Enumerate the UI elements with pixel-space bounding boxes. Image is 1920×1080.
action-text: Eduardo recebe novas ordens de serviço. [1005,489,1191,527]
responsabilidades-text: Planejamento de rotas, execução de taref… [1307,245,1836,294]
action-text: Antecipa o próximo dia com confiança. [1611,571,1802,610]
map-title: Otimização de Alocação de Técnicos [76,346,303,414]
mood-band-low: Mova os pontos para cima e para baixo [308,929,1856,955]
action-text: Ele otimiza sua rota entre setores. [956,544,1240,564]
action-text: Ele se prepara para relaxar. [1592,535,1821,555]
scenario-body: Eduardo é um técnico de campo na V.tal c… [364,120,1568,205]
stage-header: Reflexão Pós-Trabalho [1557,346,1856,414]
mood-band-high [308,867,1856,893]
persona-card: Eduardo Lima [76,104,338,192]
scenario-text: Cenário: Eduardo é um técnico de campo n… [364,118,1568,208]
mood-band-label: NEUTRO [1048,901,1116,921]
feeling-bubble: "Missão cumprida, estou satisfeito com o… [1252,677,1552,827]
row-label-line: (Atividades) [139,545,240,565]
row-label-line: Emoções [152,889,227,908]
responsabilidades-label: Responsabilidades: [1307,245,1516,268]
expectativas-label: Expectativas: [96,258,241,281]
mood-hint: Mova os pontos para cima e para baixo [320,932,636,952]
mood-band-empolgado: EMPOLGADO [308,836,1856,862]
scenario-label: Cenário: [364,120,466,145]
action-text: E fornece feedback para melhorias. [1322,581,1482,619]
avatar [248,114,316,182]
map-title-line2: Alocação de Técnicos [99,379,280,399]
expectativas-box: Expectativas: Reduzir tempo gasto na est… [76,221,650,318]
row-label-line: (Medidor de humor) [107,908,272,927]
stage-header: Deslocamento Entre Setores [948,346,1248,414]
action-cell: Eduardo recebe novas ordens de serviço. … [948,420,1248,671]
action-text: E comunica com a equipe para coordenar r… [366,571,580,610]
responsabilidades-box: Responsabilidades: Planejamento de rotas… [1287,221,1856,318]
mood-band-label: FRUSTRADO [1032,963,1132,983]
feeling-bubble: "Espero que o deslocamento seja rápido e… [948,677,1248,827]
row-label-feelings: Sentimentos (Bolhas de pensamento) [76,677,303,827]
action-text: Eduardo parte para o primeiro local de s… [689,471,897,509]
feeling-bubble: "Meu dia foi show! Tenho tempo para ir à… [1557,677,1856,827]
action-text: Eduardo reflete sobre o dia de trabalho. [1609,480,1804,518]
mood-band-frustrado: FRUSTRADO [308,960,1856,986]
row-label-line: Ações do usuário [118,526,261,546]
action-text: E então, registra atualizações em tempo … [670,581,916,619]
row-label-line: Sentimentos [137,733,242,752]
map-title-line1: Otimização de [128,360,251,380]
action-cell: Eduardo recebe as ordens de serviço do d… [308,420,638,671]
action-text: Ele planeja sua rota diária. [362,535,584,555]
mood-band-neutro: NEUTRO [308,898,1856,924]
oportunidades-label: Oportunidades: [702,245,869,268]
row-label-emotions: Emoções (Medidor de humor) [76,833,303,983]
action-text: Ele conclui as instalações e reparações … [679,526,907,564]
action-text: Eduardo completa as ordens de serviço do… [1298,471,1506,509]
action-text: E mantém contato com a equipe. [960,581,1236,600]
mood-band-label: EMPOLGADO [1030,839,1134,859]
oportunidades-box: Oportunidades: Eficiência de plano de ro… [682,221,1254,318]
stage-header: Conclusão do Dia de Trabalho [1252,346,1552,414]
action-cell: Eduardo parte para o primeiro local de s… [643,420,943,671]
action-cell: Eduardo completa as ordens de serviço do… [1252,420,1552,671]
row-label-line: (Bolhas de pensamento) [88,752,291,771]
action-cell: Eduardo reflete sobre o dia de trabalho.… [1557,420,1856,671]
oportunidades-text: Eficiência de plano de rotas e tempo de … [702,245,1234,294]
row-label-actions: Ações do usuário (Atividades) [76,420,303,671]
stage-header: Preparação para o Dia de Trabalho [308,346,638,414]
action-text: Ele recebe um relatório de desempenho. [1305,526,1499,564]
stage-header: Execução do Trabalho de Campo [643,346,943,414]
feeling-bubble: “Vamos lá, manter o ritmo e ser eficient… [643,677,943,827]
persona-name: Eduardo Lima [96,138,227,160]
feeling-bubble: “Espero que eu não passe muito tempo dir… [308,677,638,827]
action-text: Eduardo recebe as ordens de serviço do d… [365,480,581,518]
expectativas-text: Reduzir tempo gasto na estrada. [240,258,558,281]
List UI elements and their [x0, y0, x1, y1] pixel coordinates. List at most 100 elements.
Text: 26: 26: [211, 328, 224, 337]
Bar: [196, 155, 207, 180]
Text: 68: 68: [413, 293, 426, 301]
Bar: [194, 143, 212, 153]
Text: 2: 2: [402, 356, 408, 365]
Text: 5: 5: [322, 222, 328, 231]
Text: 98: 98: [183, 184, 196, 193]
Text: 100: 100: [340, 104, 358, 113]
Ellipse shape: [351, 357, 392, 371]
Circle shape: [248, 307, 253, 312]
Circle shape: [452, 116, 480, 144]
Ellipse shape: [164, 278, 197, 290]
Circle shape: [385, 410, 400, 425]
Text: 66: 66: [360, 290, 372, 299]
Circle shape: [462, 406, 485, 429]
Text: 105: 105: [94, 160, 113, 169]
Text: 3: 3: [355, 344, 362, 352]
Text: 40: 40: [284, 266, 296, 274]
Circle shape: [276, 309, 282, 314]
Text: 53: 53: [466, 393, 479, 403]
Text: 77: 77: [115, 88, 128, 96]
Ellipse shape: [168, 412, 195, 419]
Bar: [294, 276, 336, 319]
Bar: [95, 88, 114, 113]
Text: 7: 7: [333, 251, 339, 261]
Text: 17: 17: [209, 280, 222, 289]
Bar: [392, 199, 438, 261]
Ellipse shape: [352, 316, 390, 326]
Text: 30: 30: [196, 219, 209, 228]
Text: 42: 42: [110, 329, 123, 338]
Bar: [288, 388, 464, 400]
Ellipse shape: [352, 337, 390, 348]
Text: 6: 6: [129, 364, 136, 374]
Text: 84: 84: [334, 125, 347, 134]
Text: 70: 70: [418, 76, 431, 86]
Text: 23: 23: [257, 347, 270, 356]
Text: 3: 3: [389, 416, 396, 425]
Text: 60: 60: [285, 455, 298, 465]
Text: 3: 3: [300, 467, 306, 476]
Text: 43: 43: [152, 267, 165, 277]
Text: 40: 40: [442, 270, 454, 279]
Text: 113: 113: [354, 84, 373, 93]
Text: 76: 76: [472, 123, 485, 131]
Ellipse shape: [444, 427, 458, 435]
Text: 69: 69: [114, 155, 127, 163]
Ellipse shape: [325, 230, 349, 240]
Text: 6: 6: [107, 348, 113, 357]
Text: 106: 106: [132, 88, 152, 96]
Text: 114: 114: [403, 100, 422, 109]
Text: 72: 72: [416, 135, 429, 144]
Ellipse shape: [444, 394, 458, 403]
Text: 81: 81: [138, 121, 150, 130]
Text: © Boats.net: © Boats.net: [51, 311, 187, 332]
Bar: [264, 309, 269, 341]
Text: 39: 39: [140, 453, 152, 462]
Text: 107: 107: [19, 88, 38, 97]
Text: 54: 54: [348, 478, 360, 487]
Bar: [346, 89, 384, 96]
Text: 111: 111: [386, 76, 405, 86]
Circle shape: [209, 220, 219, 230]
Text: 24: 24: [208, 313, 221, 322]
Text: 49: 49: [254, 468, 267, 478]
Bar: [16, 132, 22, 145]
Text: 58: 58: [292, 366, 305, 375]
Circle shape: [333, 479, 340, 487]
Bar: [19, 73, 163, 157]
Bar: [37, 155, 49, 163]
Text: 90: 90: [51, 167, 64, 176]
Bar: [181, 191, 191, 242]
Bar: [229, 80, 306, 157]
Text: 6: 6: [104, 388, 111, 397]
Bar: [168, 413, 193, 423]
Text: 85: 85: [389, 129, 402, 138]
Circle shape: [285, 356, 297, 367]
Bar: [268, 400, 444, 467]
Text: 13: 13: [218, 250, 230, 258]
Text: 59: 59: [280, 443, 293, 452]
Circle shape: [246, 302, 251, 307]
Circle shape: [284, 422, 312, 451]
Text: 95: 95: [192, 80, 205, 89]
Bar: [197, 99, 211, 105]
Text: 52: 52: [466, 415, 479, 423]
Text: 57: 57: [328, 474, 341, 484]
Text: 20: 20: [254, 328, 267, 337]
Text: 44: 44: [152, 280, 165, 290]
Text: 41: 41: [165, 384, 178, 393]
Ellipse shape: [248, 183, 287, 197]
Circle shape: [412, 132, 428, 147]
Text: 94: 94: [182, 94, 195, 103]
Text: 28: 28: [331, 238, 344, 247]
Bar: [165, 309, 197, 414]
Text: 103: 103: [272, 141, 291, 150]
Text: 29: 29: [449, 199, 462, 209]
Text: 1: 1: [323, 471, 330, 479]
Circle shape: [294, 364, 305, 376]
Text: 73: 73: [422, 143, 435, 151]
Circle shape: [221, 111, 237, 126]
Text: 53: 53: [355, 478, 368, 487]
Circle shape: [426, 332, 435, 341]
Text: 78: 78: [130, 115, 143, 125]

### EXERCISE DETAILS
Reproduce everything from the start of the records down to the line containing "avatar [248,114,316,182]", both included, without any alteration.

### TASK RESPONSE
Enumerate the UI elements with pixel-space bounding boxes. Image is 1920×1080.
action-text: Eduardo recebe novas ordens de serviço. [1005,489,1191,527]
responsabilidades-text: Planejamento de rotas, execução de taref… [1307,245,1836,294]
action-text: Antecipa o próximo dia com confiança. [1611,571,1802,610]
map-title: Otimização de Alocação de Técnicos [76,346,303,414]
mood-band-low: Mova os pontos para cima e para baixo [308,929,1856,955]
action-text: Ele otimiza sua rota entre setores. [956,544,1240,564]
action-text: Ele se prepara para relaxar. [1592,535,1821,555]
scenario-body: Eduardo é um técnico de campo na V.tal c… [364,120,1568,205]
stage-header: Reflexão Pós-Trabalho [1557,346,1856,414]
mood-band-high [308,867,1856,893]
persona-card: Eduardo Lima [76,104,338,192]
scenario-text: Cenário: Eduardo é um técnico de campo n… [364,118,1568,208]
mood-band-label: NEUTRO [1048,901,1116,921]
feeling-bubble: "Missão cumprida, estou satisfeito com o… [1252,677,1552,827]
row-label-line: (Atividades) [139,545,240,565]
row-label-line: Emoções [152,889,227,908]
responsabilidades-label: Responsabilidades: [1307,245,1516,268]
expectativas-label: Expectativas: [96,258,241,281]
mood-hint: Mova os pontos para cima e para baixo [320,932,636,952]
mood-band-empolgado: EMPOLGADO [308,836,1856,862]
scenario-label: Cenário: [364,120,466,145]
action-text: E fornece feedback para melhorias. [1322,581,1482,619]
avatar [248,114,316,182]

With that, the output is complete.